** start **

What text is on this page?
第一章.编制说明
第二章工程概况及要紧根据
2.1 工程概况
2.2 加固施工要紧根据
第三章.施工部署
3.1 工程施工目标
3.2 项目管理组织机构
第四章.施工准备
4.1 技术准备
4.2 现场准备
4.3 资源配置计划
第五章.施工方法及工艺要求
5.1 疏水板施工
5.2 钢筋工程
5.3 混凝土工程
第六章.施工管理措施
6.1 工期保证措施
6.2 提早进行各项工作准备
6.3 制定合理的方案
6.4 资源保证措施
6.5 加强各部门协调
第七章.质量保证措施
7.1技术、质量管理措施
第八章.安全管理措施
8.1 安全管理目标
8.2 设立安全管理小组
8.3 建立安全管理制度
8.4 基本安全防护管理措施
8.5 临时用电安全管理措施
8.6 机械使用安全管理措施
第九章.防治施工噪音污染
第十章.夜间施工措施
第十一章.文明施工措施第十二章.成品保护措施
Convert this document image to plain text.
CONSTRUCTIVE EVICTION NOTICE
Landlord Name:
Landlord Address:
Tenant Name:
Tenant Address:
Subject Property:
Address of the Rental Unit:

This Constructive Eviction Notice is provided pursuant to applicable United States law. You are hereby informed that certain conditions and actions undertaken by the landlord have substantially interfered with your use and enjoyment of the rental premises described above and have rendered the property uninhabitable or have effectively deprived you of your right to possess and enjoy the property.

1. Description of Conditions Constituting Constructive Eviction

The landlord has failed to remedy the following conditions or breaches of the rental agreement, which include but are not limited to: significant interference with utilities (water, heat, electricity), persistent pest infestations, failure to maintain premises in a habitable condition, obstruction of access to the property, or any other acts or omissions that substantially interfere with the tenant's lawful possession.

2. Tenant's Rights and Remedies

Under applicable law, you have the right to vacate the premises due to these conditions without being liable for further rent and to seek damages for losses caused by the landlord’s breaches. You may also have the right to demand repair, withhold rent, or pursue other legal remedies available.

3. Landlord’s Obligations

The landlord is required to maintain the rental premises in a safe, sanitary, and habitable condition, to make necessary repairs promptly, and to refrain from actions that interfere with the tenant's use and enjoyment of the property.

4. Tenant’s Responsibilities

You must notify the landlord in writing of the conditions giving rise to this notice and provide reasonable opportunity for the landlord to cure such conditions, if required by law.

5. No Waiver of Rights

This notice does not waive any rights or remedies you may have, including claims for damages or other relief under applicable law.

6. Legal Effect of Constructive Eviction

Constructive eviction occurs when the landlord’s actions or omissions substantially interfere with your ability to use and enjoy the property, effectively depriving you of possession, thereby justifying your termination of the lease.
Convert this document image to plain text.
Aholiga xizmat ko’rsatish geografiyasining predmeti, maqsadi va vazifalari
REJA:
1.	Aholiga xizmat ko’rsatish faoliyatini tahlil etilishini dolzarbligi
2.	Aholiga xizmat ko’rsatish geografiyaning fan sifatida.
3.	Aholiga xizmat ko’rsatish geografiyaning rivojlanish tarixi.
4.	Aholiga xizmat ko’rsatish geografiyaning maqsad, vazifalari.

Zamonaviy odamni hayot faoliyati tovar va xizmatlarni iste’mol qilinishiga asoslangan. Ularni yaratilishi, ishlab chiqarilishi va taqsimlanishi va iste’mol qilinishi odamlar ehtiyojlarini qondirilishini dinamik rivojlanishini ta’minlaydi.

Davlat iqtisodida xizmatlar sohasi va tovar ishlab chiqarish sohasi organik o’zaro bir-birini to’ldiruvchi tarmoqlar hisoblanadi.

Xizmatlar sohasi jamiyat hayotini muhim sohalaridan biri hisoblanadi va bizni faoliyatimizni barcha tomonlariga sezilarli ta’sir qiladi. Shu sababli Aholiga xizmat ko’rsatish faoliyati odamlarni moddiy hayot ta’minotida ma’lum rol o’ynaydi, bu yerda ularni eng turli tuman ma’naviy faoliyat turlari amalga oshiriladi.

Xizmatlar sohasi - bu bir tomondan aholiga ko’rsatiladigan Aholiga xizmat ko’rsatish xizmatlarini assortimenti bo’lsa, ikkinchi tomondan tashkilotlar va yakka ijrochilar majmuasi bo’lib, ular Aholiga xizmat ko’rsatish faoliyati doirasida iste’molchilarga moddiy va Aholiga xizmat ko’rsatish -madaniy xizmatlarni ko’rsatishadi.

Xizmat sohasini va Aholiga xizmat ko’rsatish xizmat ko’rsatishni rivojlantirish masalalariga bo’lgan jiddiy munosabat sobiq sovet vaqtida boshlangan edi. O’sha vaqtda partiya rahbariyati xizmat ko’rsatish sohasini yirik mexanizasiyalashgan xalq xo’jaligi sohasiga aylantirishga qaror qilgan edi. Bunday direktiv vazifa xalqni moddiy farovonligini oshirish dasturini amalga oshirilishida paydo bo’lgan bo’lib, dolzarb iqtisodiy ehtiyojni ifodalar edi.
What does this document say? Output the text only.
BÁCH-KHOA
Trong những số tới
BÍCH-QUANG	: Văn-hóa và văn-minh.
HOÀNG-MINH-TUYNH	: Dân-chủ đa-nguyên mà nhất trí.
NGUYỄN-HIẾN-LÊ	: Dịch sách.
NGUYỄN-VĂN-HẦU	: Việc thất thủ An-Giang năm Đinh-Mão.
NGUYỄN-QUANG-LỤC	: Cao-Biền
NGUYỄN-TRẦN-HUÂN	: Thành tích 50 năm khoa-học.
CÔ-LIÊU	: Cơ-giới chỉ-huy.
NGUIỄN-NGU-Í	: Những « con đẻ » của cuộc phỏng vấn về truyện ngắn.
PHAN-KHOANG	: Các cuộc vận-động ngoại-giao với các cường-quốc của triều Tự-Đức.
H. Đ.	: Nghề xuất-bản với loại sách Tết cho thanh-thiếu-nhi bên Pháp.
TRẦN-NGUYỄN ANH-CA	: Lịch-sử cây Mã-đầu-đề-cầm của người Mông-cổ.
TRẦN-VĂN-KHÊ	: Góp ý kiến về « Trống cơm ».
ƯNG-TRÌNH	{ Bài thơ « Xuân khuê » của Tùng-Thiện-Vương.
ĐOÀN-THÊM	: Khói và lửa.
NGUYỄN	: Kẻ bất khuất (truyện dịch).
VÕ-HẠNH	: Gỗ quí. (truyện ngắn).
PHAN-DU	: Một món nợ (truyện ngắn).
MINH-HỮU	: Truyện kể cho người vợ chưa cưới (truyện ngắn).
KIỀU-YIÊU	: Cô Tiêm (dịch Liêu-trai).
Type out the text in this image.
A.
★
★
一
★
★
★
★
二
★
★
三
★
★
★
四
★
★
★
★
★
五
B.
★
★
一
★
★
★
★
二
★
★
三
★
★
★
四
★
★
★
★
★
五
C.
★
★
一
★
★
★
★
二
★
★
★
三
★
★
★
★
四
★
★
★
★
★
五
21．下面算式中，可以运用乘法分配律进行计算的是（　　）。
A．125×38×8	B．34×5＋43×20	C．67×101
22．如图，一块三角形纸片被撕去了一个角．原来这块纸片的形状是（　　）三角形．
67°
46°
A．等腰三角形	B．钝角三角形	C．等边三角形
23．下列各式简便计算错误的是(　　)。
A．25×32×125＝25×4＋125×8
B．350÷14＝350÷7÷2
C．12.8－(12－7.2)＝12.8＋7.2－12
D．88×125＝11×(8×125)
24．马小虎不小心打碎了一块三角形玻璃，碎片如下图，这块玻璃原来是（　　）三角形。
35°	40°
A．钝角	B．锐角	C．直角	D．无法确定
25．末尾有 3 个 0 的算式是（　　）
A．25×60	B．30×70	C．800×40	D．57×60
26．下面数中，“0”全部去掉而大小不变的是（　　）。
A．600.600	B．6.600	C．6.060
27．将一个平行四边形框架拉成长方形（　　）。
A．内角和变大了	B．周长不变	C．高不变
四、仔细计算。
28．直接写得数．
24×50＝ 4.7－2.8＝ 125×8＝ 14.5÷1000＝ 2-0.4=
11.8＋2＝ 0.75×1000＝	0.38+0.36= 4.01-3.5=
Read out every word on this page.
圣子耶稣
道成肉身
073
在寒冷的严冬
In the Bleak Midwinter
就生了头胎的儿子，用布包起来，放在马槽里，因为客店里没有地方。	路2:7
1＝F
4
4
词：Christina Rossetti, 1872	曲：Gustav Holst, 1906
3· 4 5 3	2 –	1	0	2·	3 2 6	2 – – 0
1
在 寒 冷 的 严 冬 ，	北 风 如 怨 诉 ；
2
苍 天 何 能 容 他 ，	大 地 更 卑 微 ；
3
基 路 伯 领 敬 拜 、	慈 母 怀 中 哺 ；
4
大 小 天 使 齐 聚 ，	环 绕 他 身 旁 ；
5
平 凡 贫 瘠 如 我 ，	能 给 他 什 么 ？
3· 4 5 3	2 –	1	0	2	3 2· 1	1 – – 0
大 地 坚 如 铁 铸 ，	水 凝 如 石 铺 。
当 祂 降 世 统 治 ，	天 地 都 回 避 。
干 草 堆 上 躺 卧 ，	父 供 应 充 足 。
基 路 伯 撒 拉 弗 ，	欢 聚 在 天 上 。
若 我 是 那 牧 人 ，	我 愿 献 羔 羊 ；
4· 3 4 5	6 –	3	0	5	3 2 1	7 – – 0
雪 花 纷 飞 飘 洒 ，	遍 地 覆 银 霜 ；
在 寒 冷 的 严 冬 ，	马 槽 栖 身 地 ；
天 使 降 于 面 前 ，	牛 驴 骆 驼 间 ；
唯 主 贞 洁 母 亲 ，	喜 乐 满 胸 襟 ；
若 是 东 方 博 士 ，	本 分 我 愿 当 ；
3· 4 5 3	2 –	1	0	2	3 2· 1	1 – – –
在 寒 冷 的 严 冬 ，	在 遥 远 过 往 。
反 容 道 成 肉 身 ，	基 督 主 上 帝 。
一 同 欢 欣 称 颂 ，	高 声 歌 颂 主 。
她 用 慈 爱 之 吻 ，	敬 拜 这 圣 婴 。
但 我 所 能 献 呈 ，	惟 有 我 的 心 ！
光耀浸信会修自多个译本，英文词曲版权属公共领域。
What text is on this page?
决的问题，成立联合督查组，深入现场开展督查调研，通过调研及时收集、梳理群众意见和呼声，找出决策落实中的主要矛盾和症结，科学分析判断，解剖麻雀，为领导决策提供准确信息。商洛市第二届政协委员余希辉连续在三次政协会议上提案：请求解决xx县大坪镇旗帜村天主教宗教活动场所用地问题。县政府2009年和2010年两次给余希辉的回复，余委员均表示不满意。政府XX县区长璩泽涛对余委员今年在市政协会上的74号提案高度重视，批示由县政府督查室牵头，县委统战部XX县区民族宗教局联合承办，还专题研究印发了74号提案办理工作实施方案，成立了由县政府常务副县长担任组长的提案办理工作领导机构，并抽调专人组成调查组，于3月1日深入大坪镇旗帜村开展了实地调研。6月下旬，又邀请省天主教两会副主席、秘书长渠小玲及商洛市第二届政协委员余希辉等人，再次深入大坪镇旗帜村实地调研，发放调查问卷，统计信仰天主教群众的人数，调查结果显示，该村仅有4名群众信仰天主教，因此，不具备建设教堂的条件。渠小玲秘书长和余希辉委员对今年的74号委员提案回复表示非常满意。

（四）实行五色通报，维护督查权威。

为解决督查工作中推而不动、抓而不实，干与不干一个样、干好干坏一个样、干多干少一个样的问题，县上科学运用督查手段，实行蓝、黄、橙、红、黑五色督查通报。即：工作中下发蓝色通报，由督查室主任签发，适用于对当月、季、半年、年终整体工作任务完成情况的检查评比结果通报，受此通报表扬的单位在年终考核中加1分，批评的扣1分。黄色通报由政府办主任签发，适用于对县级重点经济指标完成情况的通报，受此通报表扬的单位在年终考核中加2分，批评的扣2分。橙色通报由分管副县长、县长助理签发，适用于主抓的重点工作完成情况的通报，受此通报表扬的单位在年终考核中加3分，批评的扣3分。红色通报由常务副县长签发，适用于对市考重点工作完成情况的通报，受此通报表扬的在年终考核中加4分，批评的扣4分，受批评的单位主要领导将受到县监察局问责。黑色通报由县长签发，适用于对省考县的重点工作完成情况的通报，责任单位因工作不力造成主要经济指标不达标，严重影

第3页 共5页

** end **

TASK TO COMPLETE: Tally the lines that hold the string "amalga" and state the total, nothing more.

RESPONSE TO THIS TASK: 2